Problem statement: Which lines below hold the word "JSON"? Report each one.

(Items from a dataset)
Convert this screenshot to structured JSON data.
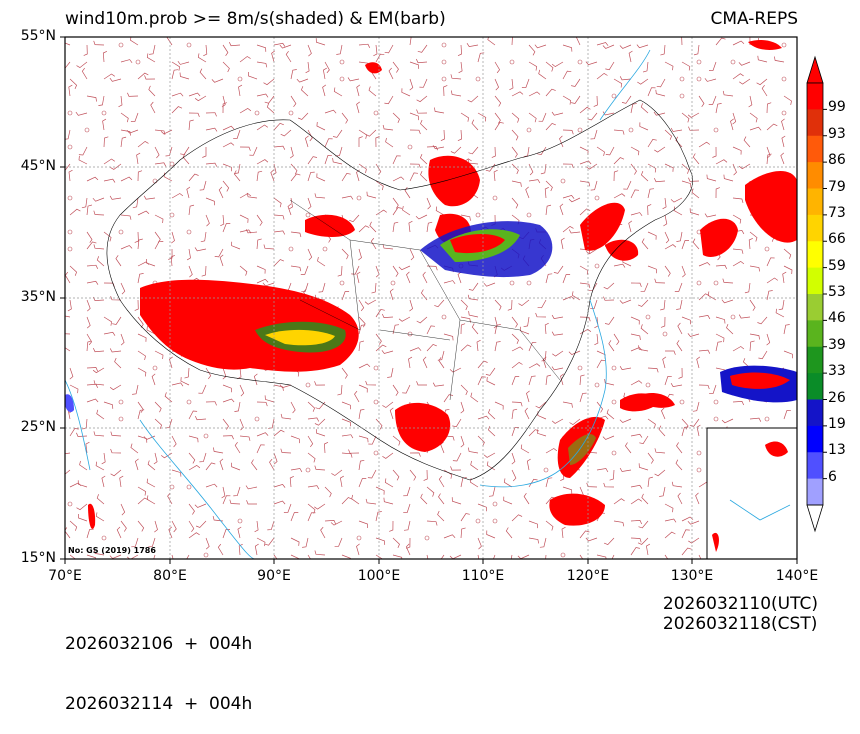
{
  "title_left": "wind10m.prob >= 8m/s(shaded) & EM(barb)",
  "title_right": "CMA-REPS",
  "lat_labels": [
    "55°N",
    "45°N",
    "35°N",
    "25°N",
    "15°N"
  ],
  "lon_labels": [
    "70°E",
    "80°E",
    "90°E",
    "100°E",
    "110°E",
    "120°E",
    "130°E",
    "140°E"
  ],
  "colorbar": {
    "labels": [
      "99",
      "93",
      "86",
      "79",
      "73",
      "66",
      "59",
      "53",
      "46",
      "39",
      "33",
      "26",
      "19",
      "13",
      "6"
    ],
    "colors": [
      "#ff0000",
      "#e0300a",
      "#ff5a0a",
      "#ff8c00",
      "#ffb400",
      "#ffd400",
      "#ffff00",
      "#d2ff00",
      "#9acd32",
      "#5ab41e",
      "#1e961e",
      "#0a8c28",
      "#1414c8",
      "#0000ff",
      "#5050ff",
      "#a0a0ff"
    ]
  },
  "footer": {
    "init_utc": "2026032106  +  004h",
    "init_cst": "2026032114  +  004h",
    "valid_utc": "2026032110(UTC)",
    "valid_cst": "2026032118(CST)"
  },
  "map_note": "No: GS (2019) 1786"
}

...

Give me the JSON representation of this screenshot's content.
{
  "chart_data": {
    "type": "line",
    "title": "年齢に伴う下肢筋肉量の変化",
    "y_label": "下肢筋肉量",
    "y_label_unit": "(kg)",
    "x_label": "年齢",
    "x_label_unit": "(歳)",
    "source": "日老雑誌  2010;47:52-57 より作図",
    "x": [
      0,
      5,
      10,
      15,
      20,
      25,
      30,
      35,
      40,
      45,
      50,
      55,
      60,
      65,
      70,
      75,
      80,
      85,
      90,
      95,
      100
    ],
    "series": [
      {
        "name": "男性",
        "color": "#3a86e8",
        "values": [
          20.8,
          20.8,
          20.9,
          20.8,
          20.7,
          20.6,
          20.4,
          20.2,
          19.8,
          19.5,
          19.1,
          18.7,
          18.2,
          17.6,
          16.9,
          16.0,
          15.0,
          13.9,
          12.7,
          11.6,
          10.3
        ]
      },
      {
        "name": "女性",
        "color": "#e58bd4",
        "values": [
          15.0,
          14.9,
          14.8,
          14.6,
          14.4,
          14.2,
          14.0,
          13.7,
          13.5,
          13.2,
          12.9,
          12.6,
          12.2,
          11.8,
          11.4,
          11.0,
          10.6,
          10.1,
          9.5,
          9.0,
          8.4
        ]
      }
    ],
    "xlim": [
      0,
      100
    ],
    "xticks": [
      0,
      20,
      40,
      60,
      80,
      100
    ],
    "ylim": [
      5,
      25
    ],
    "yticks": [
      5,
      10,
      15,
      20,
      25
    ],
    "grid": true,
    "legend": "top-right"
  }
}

Answer to the exercise:
Convert this screenshot to structured JSON data.
Give me the JSON representation of this screenshot's content.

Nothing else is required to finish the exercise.